## Given instruction
All material below is to be reproduced exactly.

## Data rows
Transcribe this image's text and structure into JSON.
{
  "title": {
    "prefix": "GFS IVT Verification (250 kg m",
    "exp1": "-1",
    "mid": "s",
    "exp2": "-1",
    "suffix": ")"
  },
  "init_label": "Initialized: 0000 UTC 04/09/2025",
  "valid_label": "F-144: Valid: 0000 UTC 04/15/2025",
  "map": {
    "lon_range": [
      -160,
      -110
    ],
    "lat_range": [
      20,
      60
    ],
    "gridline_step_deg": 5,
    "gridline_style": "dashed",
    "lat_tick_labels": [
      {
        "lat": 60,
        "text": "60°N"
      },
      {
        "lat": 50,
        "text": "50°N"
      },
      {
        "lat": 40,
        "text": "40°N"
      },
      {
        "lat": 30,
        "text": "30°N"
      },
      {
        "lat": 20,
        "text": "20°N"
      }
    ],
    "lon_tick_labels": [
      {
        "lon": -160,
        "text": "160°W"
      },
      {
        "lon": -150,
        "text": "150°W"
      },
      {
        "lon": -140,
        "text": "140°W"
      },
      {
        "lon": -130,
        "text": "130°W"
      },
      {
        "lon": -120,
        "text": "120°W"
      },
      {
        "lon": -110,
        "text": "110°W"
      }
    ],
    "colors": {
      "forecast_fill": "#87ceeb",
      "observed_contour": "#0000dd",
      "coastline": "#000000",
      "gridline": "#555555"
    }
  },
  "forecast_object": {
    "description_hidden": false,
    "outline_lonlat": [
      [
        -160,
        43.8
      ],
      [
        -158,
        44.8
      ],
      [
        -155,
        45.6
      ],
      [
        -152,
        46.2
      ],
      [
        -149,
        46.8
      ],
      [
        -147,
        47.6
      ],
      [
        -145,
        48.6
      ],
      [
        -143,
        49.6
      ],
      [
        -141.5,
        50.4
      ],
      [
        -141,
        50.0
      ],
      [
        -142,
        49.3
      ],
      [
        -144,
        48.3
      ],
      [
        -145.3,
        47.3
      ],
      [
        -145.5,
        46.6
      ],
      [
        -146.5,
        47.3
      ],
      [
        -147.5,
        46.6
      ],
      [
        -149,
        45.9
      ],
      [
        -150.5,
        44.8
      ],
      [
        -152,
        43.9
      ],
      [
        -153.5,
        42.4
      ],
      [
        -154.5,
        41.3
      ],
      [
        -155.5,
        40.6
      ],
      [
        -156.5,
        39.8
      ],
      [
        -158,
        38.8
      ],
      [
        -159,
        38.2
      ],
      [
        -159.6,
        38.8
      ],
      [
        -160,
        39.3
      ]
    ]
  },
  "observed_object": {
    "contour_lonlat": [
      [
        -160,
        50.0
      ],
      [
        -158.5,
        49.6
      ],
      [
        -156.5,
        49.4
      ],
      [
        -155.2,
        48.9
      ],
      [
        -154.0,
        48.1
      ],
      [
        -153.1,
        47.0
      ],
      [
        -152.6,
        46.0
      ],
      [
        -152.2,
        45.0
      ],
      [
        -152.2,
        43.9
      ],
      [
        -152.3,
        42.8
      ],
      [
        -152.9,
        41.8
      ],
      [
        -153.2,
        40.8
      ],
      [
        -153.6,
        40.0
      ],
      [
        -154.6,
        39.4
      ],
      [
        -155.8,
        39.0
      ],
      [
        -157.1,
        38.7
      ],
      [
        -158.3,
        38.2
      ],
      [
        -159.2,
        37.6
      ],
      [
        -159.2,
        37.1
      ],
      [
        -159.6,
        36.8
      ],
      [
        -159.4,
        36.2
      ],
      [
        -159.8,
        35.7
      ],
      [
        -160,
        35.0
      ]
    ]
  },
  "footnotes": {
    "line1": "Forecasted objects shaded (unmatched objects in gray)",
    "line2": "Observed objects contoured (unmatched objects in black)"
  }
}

## Answer in full
Transcribe this image's text and structure into JSON.
{
  "title": {
    "prefix": "GFS IVT Verification (250 kg m",
    "exp1": "-1",
    "mid": "s",
    "exp2": "-1",
    "suffix": ")"
  },
  "init_label": "Initialized: 0000 UTC 04/09/2025",
  "valid_label": "F-144: Valid: 0000 UTC 04/15/2025",
  "map": {
    "lon_range": [
      -160,
      -110
    ],
    "lat_range": [
      20,
      60
    ],
    "gridline_step_deg": 5,
    "gridline_style": "dashed",
    "lat_tick_labels": [
      {
        "lat": 60,
        "text": "60°N"
      },
      {
        "lat": 50,
        "text": "50°N"
      },
      {
        "lat": 40,
        "text": "40°N"
      },
      {
        "lat": 30,
        "text": "30°N"
      },
      {
        "lat": 20,
        "text": "20°N"
      }
    ],
    "lon_tick_labels": [
      {
        "lon": -160,
        "text": "160°W"
      },
      {
        "lon": -150,
        "text": "150°W"
      },
      {
        "lon": -140,
        "text": "140°W"
      },
      {
        "lon": -130,
        "text": "130°W"
      },
      {
        "lon": -120,
        "text": "120°W"
      },
      {
        "lon": -110,
        "text": "110°W"
      }
    ],
    "colors": {
      "forecast_fill": "#87ceeb",
      "observed_contour": "#0000dd",
      "coastline": "#000000",
      "gridline": "#555555"
    }
  },
  "forecast_object": {
    "description_hidden": false,
    "outline_lonlat": [
      [
        -160,
        43.8
      ],
      [
        -158,
        44.8
      ],
      [
        -155,
        45.6
      ],
      [
        -152,
        46.2
      ],
      [
        -149,
        46.8
      ],
      [
        -147,
        47.6
      ],
      [
        -145,
        48.6
      ],
      [
        -143,
        49.6
      ],
      [
        -141.5,
        50.4
      ],
      [
        -141,
        50.0
      ],
      [
        -142,
        49.3
      ],
      [
        -144,
        48.3
      ],
      [
        -145.3,
        47.3
      ],
      [
        -145.5,
        46.6
      ],
      [
        -146.5,
        47.3
      ],
      [
        -147.5,
        46.6
      ],
      [
        -149,
        45.9
      ],
      [
        -150.5,
        44.8
      ],
      [
        -152,
        43.9
      ],
      [
        -153.5,
        42.4
      ],
      [
        -154.5,
        41.3
      ],
      [
        -155.5,
        40.6
      ],
      [
        -156.5,
        39.8
      ],
      [
        -158,
        38.8
      ],
      [
        -159,
        38.2
      ],
      [
        -159.6,
        38.8
      ],
      [
        -160,
        39.3
      ]
    ]
  },
  "observed_object": {
    "contour_lonlat": [
      [
        -160,
        50.0
      ],
      [
        -158.5,
        49.6
      ],
      [
        -156.5,
        49.4
      ],
      [
        -155.2,
        48.9
      ],
      [
        -154.0,
        48.1
      ],
      [
        -153.1,
        47.0
      ],
      [
        -152.6,
        46.0
      ],
      [
        -152.2,
        45.0
      ],
      [
        -152.2,
        43.9
      ],
      [
        -152.3,
        42.8
      ],
      [
        -152.9,
        41.8
      ],
      [
        -153.2,
        40.8
      ],
      [
        -153.6,
        40.0
      ],
      [
        -154.6,
        39.4
      ],
      [
        -155.8,
        39.0
      ],
      [
        -157.1,
        38.7
      ],
      [
        -158.3,
        38.2
      ],
      [
        -159.2,
        37.6
      ],
      [
        -159.2,
        37.1
      ],
      [
        -159.6,
        36.8
      ],
      [
        -159.4,
        36.2
      ],
      [
        -159.8,
        35.7
      ],
      [
        -160,
        35.0
      ]
    ]
  },
  "footnotes": {
    "line1": "Forecasted objects shaded (unmatched objects in gray)",
    "line2": "Observed objects contoured (unmatched objects in black)"
  }
}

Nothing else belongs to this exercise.